» Directions for this task: Locate and copy each line in the data that contains the word "title".

[Extracted data entries]
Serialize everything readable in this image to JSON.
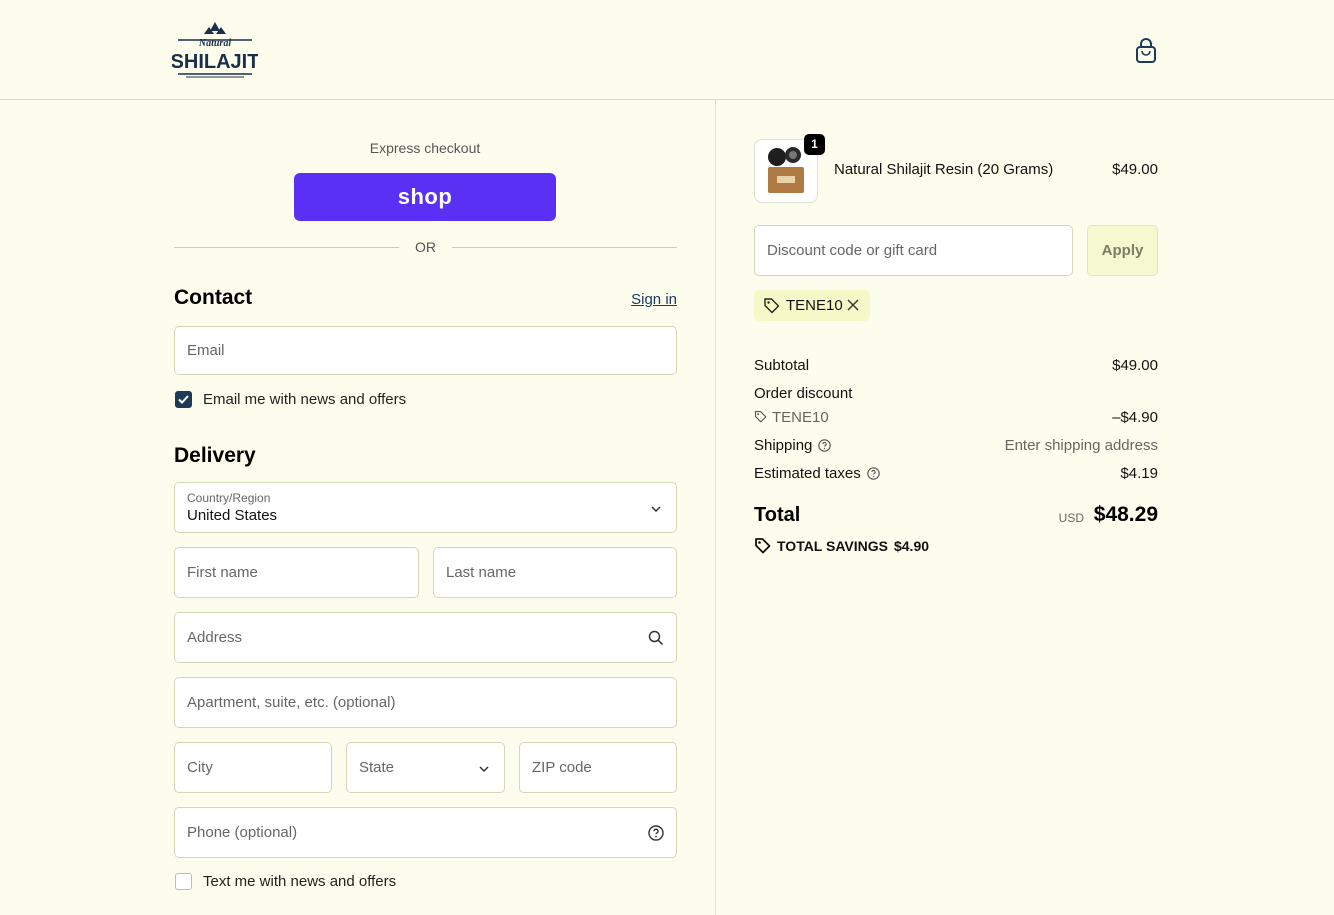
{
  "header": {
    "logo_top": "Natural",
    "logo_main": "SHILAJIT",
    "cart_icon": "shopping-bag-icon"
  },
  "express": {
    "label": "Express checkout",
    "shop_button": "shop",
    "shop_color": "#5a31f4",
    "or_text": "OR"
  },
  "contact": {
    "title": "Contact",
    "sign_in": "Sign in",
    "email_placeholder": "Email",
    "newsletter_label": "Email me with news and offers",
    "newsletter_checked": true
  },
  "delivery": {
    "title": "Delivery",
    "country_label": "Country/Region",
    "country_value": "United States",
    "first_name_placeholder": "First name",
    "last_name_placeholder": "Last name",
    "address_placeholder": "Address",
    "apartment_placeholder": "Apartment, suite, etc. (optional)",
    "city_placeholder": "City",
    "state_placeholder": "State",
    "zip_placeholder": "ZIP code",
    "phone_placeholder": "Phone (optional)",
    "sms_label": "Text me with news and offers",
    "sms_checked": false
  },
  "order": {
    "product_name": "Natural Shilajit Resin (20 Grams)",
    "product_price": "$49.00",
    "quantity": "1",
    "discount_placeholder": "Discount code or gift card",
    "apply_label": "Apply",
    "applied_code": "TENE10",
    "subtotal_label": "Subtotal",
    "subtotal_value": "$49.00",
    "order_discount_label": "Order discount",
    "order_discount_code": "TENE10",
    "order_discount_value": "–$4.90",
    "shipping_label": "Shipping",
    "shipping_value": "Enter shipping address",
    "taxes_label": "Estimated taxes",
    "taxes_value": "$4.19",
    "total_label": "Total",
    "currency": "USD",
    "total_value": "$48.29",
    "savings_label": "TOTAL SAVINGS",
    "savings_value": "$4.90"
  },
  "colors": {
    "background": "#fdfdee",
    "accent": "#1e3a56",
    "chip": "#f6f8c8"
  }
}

==

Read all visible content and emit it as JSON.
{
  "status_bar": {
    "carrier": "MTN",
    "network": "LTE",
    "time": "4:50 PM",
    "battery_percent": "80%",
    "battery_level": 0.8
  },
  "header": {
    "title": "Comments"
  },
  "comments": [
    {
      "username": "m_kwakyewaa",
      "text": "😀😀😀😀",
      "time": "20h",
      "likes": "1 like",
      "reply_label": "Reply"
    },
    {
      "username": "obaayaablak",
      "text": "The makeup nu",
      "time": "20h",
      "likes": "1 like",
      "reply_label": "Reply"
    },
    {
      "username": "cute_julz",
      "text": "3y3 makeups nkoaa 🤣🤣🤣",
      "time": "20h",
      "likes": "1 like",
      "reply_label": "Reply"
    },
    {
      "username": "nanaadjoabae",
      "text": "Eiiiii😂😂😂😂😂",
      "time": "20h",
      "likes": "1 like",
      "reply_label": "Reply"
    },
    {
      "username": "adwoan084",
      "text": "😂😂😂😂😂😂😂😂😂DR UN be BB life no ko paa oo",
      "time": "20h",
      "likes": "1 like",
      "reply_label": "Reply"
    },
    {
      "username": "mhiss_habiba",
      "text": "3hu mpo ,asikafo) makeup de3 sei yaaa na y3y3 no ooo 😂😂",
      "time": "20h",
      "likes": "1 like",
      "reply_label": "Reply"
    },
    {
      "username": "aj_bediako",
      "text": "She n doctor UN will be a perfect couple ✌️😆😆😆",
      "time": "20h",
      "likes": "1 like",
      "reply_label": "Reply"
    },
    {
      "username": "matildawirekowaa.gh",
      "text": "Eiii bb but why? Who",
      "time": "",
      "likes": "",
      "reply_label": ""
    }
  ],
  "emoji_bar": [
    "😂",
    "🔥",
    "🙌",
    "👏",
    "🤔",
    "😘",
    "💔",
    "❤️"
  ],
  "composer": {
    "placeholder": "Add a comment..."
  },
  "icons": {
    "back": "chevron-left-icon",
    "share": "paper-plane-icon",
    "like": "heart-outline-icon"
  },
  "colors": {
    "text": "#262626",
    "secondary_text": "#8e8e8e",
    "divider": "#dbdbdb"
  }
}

» Exercise solution:
    "title": "Contact",
    "title": "Delivery",
    "title": "Comments"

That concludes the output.